Records from a data source

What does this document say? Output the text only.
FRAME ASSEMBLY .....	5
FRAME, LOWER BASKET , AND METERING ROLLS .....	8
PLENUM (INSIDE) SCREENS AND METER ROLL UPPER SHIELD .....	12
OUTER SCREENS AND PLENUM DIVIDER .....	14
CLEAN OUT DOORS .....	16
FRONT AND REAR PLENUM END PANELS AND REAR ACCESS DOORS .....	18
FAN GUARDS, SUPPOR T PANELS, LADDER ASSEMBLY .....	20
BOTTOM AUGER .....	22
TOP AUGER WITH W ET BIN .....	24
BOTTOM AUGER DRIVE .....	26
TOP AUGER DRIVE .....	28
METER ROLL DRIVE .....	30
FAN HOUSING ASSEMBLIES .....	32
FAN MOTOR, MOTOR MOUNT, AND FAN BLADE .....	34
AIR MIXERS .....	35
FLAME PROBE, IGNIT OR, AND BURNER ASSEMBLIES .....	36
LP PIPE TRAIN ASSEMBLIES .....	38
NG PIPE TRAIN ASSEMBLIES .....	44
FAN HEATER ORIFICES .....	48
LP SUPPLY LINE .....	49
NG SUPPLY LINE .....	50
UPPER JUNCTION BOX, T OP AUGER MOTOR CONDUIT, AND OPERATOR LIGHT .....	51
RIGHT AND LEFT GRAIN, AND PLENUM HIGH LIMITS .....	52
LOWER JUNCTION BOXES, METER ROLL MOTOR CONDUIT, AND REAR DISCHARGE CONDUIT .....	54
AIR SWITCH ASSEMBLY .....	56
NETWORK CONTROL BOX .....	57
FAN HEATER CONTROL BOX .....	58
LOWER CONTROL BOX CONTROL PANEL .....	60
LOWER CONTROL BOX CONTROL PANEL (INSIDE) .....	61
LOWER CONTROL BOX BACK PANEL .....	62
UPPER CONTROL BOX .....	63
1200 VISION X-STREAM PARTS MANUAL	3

■ Task brief ■
Find the lines above that contain the word "FRAME" and collect them.

■ Task answer ■
FRAME ASSEMBLY .....	5
FRAME, LOWER BASKET , AND METERING ROLLS .....	8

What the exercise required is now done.